▸ **Exercise instructions**
Show every line of the records below that contains the word "coordinate".

▸ **Task material**
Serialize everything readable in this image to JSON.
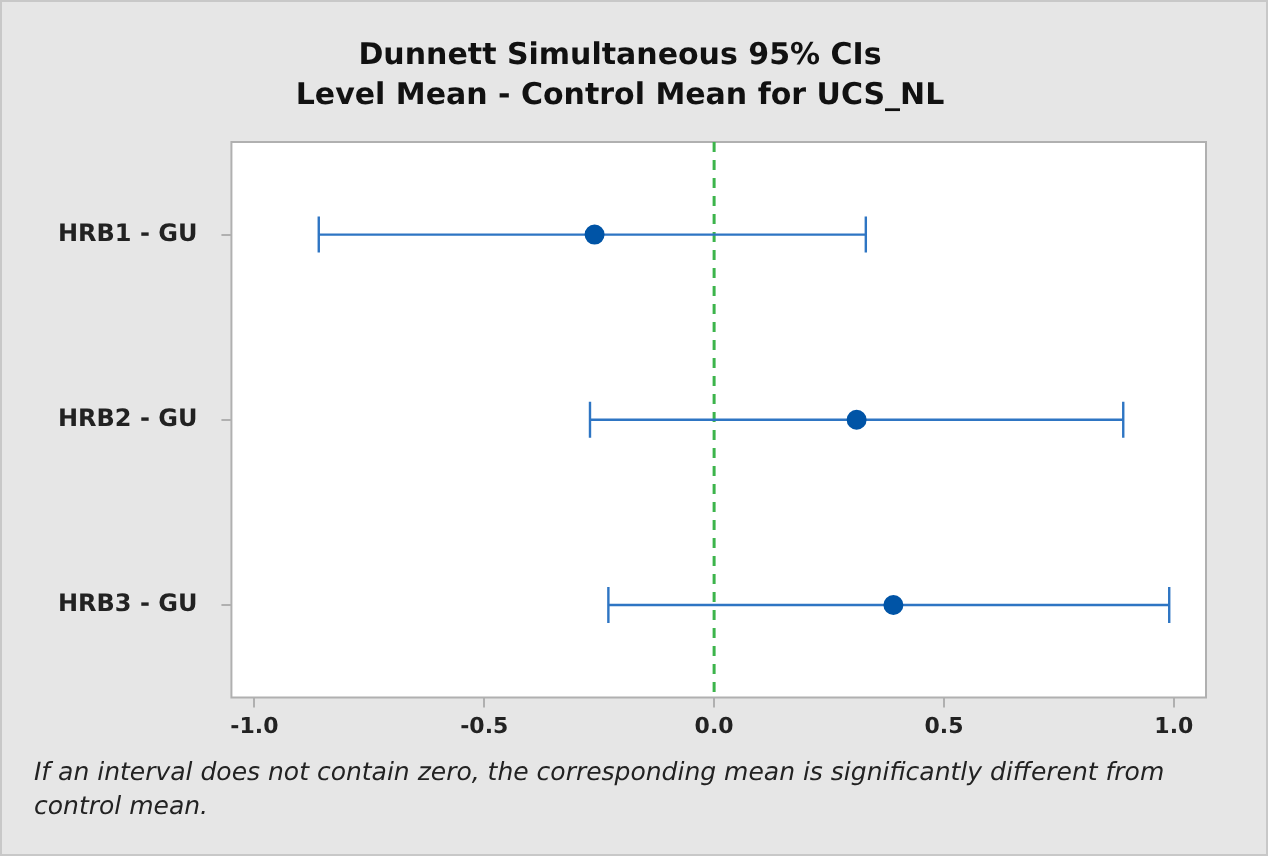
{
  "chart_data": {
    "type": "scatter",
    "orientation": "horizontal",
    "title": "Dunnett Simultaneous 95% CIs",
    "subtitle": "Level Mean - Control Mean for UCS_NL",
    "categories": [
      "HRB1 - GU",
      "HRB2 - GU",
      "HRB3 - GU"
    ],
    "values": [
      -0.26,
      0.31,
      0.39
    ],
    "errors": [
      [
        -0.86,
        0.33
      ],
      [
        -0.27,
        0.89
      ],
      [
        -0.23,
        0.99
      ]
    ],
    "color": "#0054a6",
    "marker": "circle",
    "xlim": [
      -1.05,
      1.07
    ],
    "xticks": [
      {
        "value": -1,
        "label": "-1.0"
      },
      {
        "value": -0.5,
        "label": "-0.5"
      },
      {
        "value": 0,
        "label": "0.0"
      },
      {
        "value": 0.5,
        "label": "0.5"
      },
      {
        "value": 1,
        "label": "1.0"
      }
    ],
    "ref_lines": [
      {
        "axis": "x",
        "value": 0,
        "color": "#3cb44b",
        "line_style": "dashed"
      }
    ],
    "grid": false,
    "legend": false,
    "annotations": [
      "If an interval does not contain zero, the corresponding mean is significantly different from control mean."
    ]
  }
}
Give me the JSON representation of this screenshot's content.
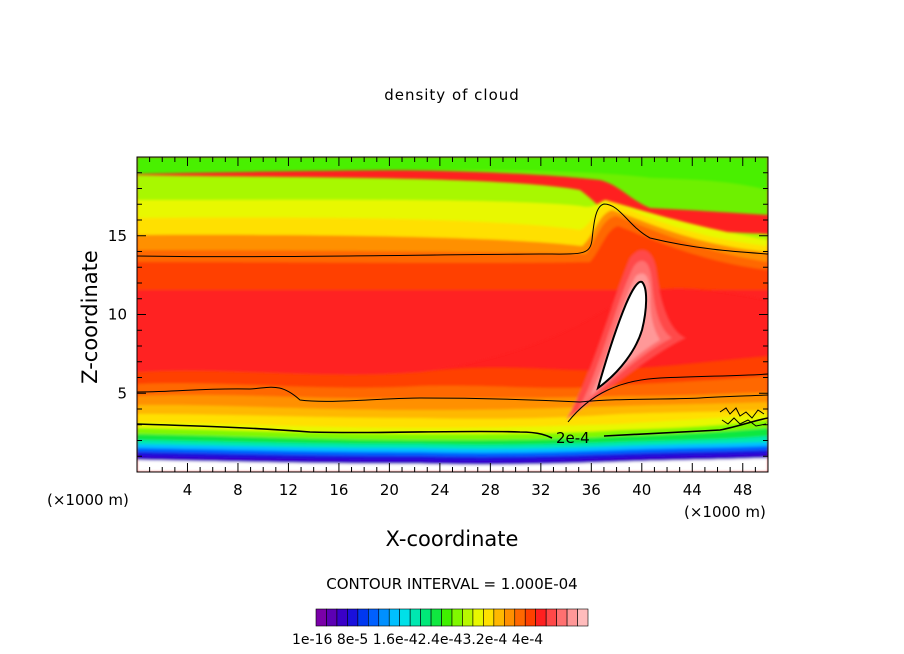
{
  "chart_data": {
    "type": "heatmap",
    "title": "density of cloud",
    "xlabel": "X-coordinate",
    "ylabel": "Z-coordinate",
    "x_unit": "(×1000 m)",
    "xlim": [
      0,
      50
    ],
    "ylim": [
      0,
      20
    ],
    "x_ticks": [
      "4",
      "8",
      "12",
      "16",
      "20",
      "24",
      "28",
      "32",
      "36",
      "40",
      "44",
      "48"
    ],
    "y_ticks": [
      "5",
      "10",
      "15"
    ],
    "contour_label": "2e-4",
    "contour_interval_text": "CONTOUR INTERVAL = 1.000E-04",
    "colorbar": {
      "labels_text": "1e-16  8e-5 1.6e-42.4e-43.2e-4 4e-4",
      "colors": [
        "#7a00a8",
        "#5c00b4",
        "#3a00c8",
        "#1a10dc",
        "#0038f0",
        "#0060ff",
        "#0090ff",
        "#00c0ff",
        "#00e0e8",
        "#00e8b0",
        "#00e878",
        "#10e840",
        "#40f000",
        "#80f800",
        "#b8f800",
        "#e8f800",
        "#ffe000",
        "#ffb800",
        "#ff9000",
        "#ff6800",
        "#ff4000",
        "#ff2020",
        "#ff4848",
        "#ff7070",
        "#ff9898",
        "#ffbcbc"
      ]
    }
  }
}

▸ **Solution**
    "xlabel": "X-coordinate",
    "ylabel": "Z-coordinate",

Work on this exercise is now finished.